- AIM: Identify all lines below that hold "this" and collect them.

───── THE RECORDS ─────

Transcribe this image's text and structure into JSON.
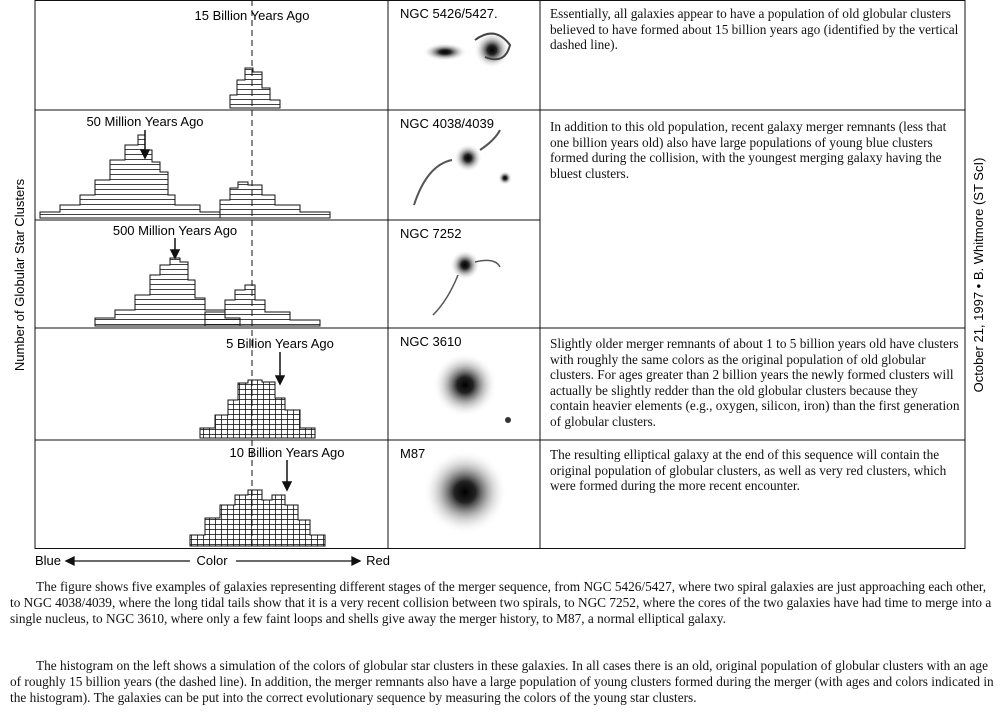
{
  "figure": {
    "y_axis_label": "Number of Globular Star Clusters",
    "x_axis": {
      "left": "Blue",
      "center": "Color",
      "right": "Red"
    },
    "credit": "October 21, 1997 • B. Whitmore (ST ScI)",
    "panels": [
      {
        "age_label": "15 Billion Years Ago",
        "galaxy": "NGC 5426/5427.",
        "description": "Essentially, all galaxies appear to have a population of old globular clusters believed to have formed about 15 billion years ago (identified by the vertical dashed line)."
      },
      {
        "age_label": "50 Million Years Ago",
        "galaxy": "NGC 4038/4039",
        "description": "In addition to this old population, recent galaxy merger remnants (less that one billion years old) also have large populations of young blue clusters formed during the collision, with the youngest merging galaxy having the bluest clusters."
      },
      {
        "age_label": "500 Million Years Ago",
        "galaxy": "NGC 7252"
      },
      {
        "age_label": "5 Billion Years Ago",
        "galaxy": "NGC 3610",
        "description": "Slightly older merger remnants of about 1 to 5 billion years old have clusters with roughly the same colors as the original population of old globular clusters. For ages greater than 2 billion years the newly formed clusters will actually be slightly redder than the old globular clusters because they contain heavier elements (e.g., oxygen, silicon, iron) than the first generation of globular clusters."
      },
      {
        "age_label": "10 Billion Years Ago",
        "galaxy": "M87",
        "description": "The resulting elliptical galaxy at the end of this sequence will contain the original population of globular clusters, as well as very red clusters, which were formed during the more recent encounter."
      }
    ]
  },
  "caption": {
    "paragraphs": [
      "The figure shows five examples of galaxies representing different stages of the merger sequence, from NGC 5426/5427, where two spiral galaxies are just approaching each other, to NGC 4038/4039, where the long tidal tails show that it is a very recent collision between two spirals, to NGC 7252, where the cores of the two galaxies have had time to merge into a single nucleus, to NGC 3610, where only a few faint loops and shells give away the merger history, to M87, a normal elliptical galaxy.",
      "The histogram on the left shows a simulation of the colors of globular star clusters in these galaxies. In all cases there is an old, original population of globular clusters with an age of roughly 15 billion years (the dashed line). In addition, the merger remnants also have a large population of young clusters formed during the merger (with ages and colors indicated in the histogram). The galaxies can be put into the correct evolutionary sequence by measuring the colors of the young star clusters."
    ]
  }
}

─────

- OUTPUT OF THE TASK:
Transcribe this image's text and structure into JSON.
        "description": "In addition to this old population, recent galaxy merger remnants (less that one billion years old) also have large populations of young blue clusters formed during the collision, with the youngest merging galaxy having the bluest clusters."
        "description": "The resulting elliptical galaxy at the end of this sequence will contain the original population of globular clusters, as well as very red clusters, which were formed during the more recent encounter."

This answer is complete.